**STATED GOAL**
Write out every entry, unchanged. Skip any picture.

Records about charts and figures
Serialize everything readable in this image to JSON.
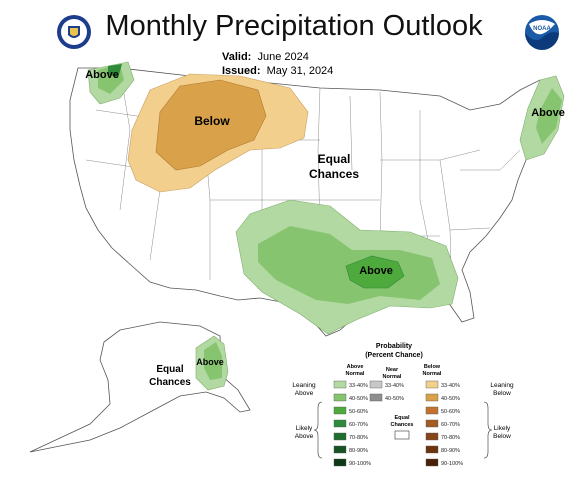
{
  "header": {
    "title": "Monthly Precipitation Outlook",
    "valid_label": "Valid:",
    "valid_value": "June 2024",
    "issued_label": "Issued:",
    "issued_value": "May 31, 2024",
    "noaa_text": "NOAA"
  },
  "map_labels": {
    "above_nw": "Above",
    "below": "Below",
    "equal_chances_1": "Equal",
    "equal_chances_2": "Chances",
    "above_ne": "Above",
    "above_south": "Above",
    "alaska_above": "Above",
    "alaska_equal_1": "Equal",
    "alaska_equal_2": "Chances"
  },
  "legend": {
    "title_1": "Probability",
    "title_2": "(Percent Chance)",
    "col_above_1": "Above",
    "col_above_2": "Normal",
    "col_near_1": "Near",
    "col_near_2": "Normal",
    "col_below_1": "Below",
    "col_below_2": "Normal",
    "leaning_above_1": "Leaning",
    "leaning_above_2": "Above",
    "likely_above_1": "Likely",
    "likely_above_2": "Above",
    "leaning_below_1": "Leaning",
    "leaning_below_2": "Below",
    "likely_below_1": "Likely",
    "likely_below_2": "Below",
    "equal_1": "Equal",
    "equal_2": "Chances",
    "above_rows": [
      {
        "label": "33-40%",
        "color": "#b3d9a3"
      },
      {
        "label": "40-50%",
        "color": "#86c46f"
      },
      {
        "label": "50-60%",
        "color": "#4eaa3c"
      },
      {
        "label": "60-70%",
        "color": "#2f8a3a"
      },
      {
        "label": "70-80%",
        "color": "#1f6e2f"
      },
      {
        "label": "80-90%",
        "color": "#165224"
      },
      {
        "label": "90-100%",
        "color": "#0f3816"
      }
    ],
    "near_rows": [
      {
        "label": "33-40%",
        "color": "#c8c8c8"
      },
      {
        "label": "40-50%",
        "color": "#8e8e8e"
      }
    ],
    "below_rows": [
      {
        "label": "33-40%",
        "color": "#f2cf8c"
      },
      {
        "label": "40-50%",
        "color": "#d9a24a"
      },
      {
        "label": "50-60%",
        "color": "#c2722e"
      },
      {
        "label": "60-70%",
        "color": "#a55a25"
      },
      {
        "label": "70-80%",
        "color": "#86441a"
      },
      {
        "label": "80-90%",
        "color": "#6b3310"
      },
      {
        "label": "90-100%",
        "color": "#4a2009"
      }
    ]
  }
}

**ANSWER BELOW**
Serialize everything readable in this image to JSON.
{
  "header": {
    "title": "Monthly Precipitation Outlook",
    "valid_label": "Valid:",
    "valid_value": "June 2024",
    "issued_label": "Issued:",
    "issued_value": "May 31, 2024",
    "noaa_text": "NOAA"
  },
  "map_labels": {
    "above_nw": "Above",
    "below": "Below",
    "equal_chances_1": "Equal",
    "equal_chances_2": "Chances",
    "above_ne": "Above",
    "above_south": "Above",
    "alaska_above": "Above",
    "alaska_equal_1": "Equal",
    "alaska_equal_2": "Chances"
  },
  "legend": {
    "title_1": "Probability",
    "title_2": "(Percent Chance)",
    "col_above_1": "Above",
    "col_above_2": "Normal",
    "col_near_1": "Near",
    "col_near_2": "Normal",
    "col_below_1": "Below",
    "col_below_2": "Normal",
    "leaning_above_1": "Leaning",
    "leaning_above_2": "Above",
    "likely_above_1": "Likely",
    "likely_above_2": "Above",
    "leaning_below_1": "Leaning",
    "leaning_below_2": "Below",
    "likely_below_1": "Likely",
    "likely_below_2": "Below",
    "equal_1": "Equal",
    "equal_2": "Chances",
    "above_rows": [
      {
        "label": "33-40%",
        "color": "#b3d9a3"
      },
      {
        "label": "40-50%",
        "color": "#86c46f"
      },
      {
        "label": "50-60%",
        "color": "#4eaa3c"
      },
      {
        "label": "60-70%",
        "color": "#2f8a3a"
      },
      {
        "label": "70-80%",
        "color": "#1f6e2f"
      },
      {
        "label": "80-90%",
        "color": "#165224"
      },
      {
        "label": "90-100%",
        "color": "#0f3816"
      }
    ],
    "near_rows": [
      {
        "label": "33-40%",
        "color": "#c8c8c8"
      },
      {
        "label": "40-50%",
        "color": "#8e8e8e"
      }
    ],
    "below_rows": [
      {
        "label": "33-40%",
        "color": "#f2cf8c"
      },
      {
        "label": "40-50%",
        "color": "#d9a24a"
      },
      {
        "label": "50-60%",
        "color": "#c2722e"
      },
      {
        "label": "60-70%",
        "color": "#a55a25"
      },
      {
        "label": "70-80%",
        "color": "#86441a"
      },
      {
        "label": "80-90%",
        "color": "#6b3310"
      },
      {
        "label": "90-100%",
        "color": "#4a2009"
      }
    ]
  }
}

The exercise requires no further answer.